> What you are asked to do:
Can you transcribe every entry word for word, skipping the images?

[Stored dataset items]
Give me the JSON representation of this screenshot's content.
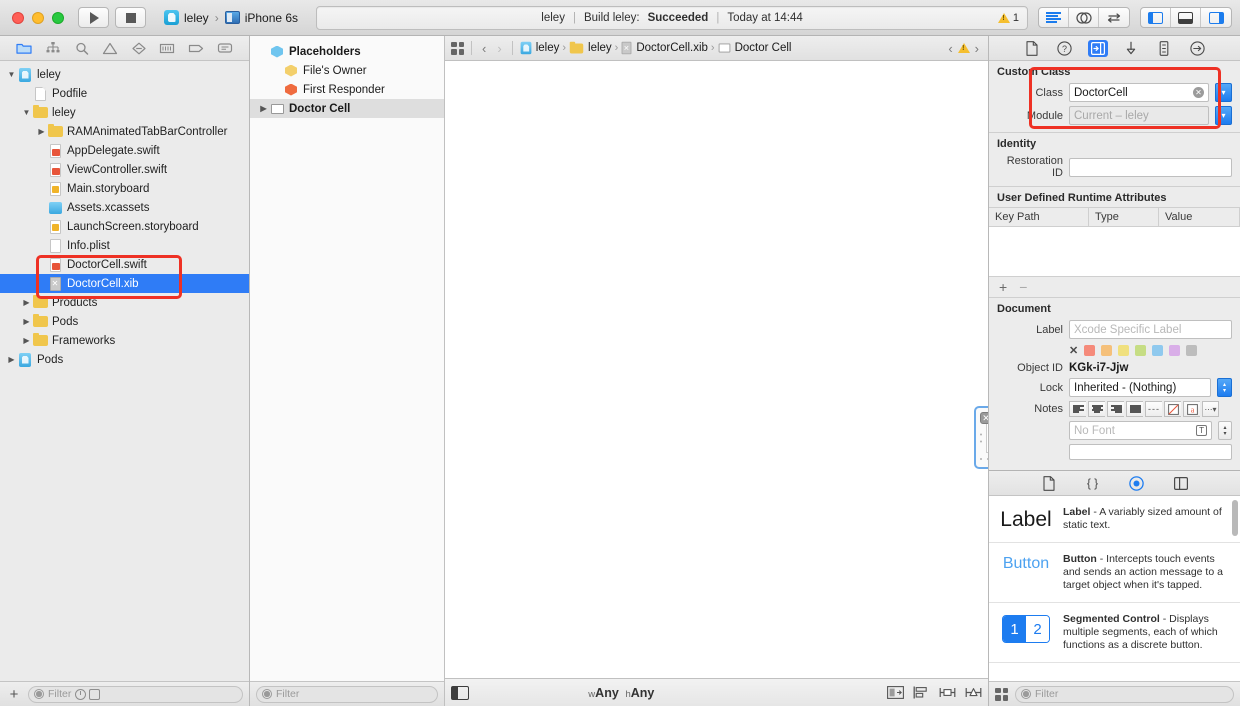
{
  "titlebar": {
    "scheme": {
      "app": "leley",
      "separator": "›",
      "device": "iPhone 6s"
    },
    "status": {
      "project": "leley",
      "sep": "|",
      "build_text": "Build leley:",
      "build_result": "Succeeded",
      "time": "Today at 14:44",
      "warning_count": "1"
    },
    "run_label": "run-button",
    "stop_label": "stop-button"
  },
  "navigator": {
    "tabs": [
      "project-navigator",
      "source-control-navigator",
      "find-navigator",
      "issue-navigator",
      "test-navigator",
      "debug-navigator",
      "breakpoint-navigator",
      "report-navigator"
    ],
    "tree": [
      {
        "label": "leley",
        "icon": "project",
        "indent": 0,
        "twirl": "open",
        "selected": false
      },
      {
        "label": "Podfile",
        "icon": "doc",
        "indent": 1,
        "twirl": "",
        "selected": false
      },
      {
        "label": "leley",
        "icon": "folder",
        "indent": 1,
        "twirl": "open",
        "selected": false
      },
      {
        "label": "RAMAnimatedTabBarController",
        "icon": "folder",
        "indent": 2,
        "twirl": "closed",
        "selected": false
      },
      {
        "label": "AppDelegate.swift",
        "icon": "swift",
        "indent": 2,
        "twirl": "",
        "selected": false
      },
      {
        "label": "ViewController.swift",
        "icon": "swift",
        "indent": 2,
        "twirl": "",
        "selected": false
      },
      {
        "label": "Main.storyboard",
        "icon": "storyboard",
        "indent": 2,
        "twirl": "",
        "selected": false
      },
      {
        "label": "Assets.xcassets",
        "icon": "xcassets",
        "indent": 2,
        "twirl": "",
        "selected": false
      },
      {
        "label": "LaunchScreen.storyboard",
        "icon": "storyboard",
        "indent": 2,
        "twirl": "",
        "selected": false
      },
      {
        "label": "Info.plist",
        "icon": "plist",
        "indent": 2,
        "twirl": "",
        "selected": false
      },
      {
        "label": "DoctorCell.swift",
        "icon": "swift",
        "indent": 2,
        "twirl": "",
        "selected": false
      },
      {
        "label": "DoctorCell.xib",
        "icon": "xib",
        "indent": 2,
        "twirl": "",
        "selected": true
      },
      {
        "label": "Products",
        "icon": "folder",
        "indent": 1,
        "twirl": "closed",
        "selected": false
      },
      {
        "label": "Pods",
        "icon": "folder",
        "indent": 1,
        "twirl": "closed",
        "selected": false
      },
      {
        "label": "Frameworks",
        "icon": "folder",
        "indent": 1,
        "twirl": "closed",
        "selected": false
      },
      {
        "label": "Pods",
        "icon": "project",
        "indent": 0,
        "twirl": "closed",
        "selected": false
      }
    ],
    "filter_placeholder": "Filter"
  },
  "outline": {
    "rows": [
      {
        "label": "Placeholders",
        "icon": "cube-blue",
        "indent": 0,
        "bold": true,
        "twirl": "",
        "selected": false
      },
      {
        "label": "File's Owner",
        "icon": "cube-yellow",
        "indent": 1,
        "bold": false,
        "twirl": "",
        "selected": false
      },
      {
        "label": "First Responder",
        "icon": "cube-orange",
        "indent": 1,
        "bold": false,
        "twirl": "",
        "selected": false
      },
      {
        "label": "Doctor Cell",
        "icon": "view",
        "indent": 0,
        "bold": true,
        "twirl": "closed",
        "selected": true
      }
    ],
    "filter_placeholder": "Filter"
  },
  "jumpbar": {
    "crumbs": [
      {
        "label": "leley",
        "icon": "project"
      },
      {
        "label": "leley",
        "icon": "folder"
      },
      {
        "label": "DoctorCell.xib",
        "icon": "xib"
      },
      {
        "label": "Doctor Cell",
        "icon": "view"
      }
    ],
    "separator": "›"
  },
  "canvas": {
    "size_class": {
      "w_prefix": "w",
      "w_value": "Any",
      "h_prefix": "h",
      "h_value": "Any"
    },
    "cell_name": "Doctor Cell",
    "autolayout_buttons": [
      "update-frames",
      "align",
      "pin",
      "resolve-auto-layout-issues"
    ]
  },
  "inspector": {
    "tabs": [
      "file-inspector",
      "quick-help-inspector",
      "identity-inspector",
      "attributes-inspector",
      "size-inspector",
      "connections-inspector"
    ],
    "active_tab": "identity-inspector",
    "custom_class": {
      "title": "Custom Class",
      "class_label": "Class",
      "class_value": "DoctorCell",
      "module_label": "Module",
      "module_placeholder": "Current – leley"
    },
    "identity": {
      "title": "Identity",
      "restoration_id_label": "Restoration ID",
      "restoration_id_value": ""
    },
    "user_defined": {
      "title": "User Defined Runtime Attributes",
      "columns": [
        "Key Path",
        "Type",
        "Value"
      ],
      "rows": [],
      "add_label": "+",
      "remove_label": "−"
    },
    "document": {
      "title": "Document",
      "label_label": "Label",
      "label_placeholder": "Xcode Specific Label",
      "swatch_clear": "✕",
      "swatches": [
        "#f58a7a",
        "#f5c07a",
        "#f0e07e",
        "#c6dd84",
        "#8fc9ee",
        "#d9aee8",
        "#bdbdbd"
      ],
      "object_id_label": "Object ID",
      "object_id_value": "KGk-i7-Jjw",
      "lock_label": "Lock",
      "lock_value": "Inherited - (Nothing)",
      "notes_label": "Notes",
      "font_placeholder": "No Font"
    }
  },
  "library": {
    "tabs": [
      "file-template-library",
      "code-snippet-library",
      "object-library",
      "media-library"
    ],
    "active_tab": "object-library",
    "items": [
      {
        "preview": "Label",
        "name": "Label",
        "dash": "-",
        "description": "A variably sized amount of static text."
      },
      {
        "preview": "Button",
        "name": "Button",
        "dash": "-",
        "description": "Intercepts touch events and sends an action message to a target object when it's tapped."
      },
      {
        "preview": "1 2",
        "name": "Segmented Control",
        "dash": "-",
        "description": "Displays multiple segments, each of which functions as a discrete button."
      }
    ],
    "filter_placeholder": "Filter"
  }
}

> Task output:
Give me the JSON representation of this screenshot's content.
{
  "titlebar": {
    "scheme": {
      "app": "leley",
      "separator": "›",
      "device": "iPhone 6s"
    },
    "status": {
      "project": "leley",
      "sep": "|",
      "build_text": "Build leley:",
      "build_result": "Succeeded",
      "time": "Today at 14:44",
      "warning_count": "1"
    },
    "run_label": "run-button",
    "stop_label": "stop-button"
  },
  "navigator": {
    "tabs": [
      "project-navigator",
      "source-control-navigator",
      "find-navigator",
      "issue-navigator",
      "test-navigator",
      "debug-navigator",
      "breakpoint-navigator",
      "report-navigator"
    ],
    "tree": [
      {
        "label": "leley",
        "icon": "project",
        "indent": 0,
        "twirl": "open",
        "selected": false
      },
      {
        "label": "Podfile",
        "icon": "doc",
        "indent": 1,
        "twirl": "",
        "selected": false
      },
      {
        "label": "leley",
        "icon": "folder",
        "indent": 1,
        "twirl": "open",
        "selected": false
      },
      {
        "label": "RAMAnimatedTabBarController",
        "icon": "folder",
        "indent": 2,
        "twirl": "closed",
        "selected": false
      },
      {
        "label": "AppDelegate.swift",
        "icon": "swift",
        "indent": 2,
        "twirl": "",
        "selected": false
      },
      {
        "label": "ViewController.swift",
        "icon": "swift",
        "indent": 2,
        "twirl": "",
        "selected": false
      },
      {
        "label": "Main.storyboard",
        "icon": "storyboard",
        "indent": 2,
        "twirl": "",
        "selected": false
      },
      {
        "label": "Assets.xcassets",
        "icon": "xcassets",
        "indent": 2,
        "twirl": "",
        "selected": false
      },
      {
        "label": "LaunchScreen.storyboard",
        "icon": "storyboard",
        "indent": 2,
        "twirl": "",
        "selected": false
      },
      {
        "label": "Info.plist",
        "icon": "plist",
        "indent": 2,
        "twirl": "",
        "selected": false
      },
      {
        "label": "DoctorCell.swift",
        "icon": "swift",
        "indent": 2,
        "twirl": "",
        "selected": false
      },
      {
        "label": "DoctorCell.xib",
        "icon": "xib",
        "indent": 2,
        "twirl": "",
        "selected": true
      },
      {
        "label": "Products",
        "icon": "folder",
        "indent": 1,
        "twirl": "closed",
        "selected": false
      },
      {
        "label": "Pods",
        "icon": "folder",
        "indent": 1,
        "twirl": "closed",
        "selected": false
      },
      {
        "label": "Frameworks",
        "icon": "folder",
        "indent": 1,
        "twirl": "closed",
        "selected": false
      },
      {
        "label": "Pods",
        "icon": "project",
        "indent": 0,
        "twirl": "closed",
        "selected": false
      }
    ],
    "filter_placeholder": "Filter"
  },
  "outline": {
    "rows": [
      {
        "label": "Placeholders",
        "icon": "cube-blue",
        "indent": 0,
        "bold": true,
        "twirl": "",
        "selected": false
      },
      {
        "label": "File's Owner",
        "icon": "cube-yellow",
        "indent": 1,
        "bold": false,
        "twirl": "",
        "selected": false
      },
      {
        "label": "First Responder",
        "icon": "cube-orange",
        "indent": 1,
        "bold": false,
        "twirl": "",
        "selected": false
      },
      {
        "label": "Doctor Cell",
        "icon": "view",
        "indent": 0,
        "bold": true,
        "twirl": "closed",
        "selected": true
      }
    ],
    "filter_placeholder": "Filter"
  },
  "jumpbar": {
    "crumbs": [
      {
        "label": "leley",
        "icon": "project"
      },
      {
        "label": "leley",
        "icon": "folder"
      },
      {
        "label": "DoctorCell.xib",
        "icon": "xib"
      },
      {
        "label": "Doctor Cell",
        "icon": "view"
      }
    ],
    "separator": "›"
  },
  "canvas": {
    "size_class": {
      "w_prefix": "w",
      "w_value": "Any",
      "h_prefix": "h",
      "h_value": "Any"
    },
    "cell_name": "Doctor Cell",
    "autolayout_buttons": [
      "update-frames",
      "align",
      "pin",
      "resolve-auto-layout-issues"
    ]
  },
  "inspector": {
    "tabs": [
      "file-inspector",
      "quick-help-inspector",
      "identity-inspector",
      "attributes-inspector",
      "size-inspector",
      "connections-inspector"
    ],
    "active_tab": "identity-inspector",
    "custom_class": {
      "title": "Custom Class",
      "class_label": "Class",
      "class_value": "DoctorCell",
      "module_label": "Module",
      "module_placeholder": "Current – leley"
    },
    "identity": {
      "title": "Identity",
      "restoration_id_label": "Restoration ID",
      "restoration_id_value": ""
    },
    "user_defined": {
      "title": "User Defined Runtime Attributes",
      "columns": [
        "Key Path",
        "Type",
        "Value"
      ],
      "rows": [],
      "add_label": "+",
      "remove_label": "−"
    },
    "document": {
      "title": "Document",
      "label_label": "Label",
      "label_placeholder": "Xcode Specific Label",
      "swatch_clear": "✕",
      "swatches": [
        "#f58a7a",
        "#f5c07a",
        "#f0e07e",
        "#c6dd84",
        "#8fc9ee",
        "#d9aee8",
        "#bdbdbd"
      ],
      "object_id_label": "Object ID",
      "object_id_value": "KGk-i7-Jjw",
      "lock_label": "Lock",
      "lock_value": "Inherited - (Nothing)",
      "notes_label": "Notes",
      "font_placeholder": "No Font"
    }
  },
  "library": {
    "tabs": [
      "file-template-library",
      "code-snippet-library",
      "object-library",
      "media-library"
    ],
    "active_tab": "object-library",
    "items": [
      {
        "preview": "Label",
        "name": "Label",
        "dash": "-",
        "description": "A variably sized amount of static text."
      },
      {
        "preview": "Button",
        "name": "Button",
        "dash": "-",
        "description": "Intercepts touch events and sends an action message to a target object when it's tapped."
      },
      {
        "preview": "1 2",
        "name": "Segmented Control",
        "dash": "-",
        "description": "Displays multiple segments, each of which functions as a discrete button."
      }
    ],
    "filter_placeholder": "Filter"
  }
}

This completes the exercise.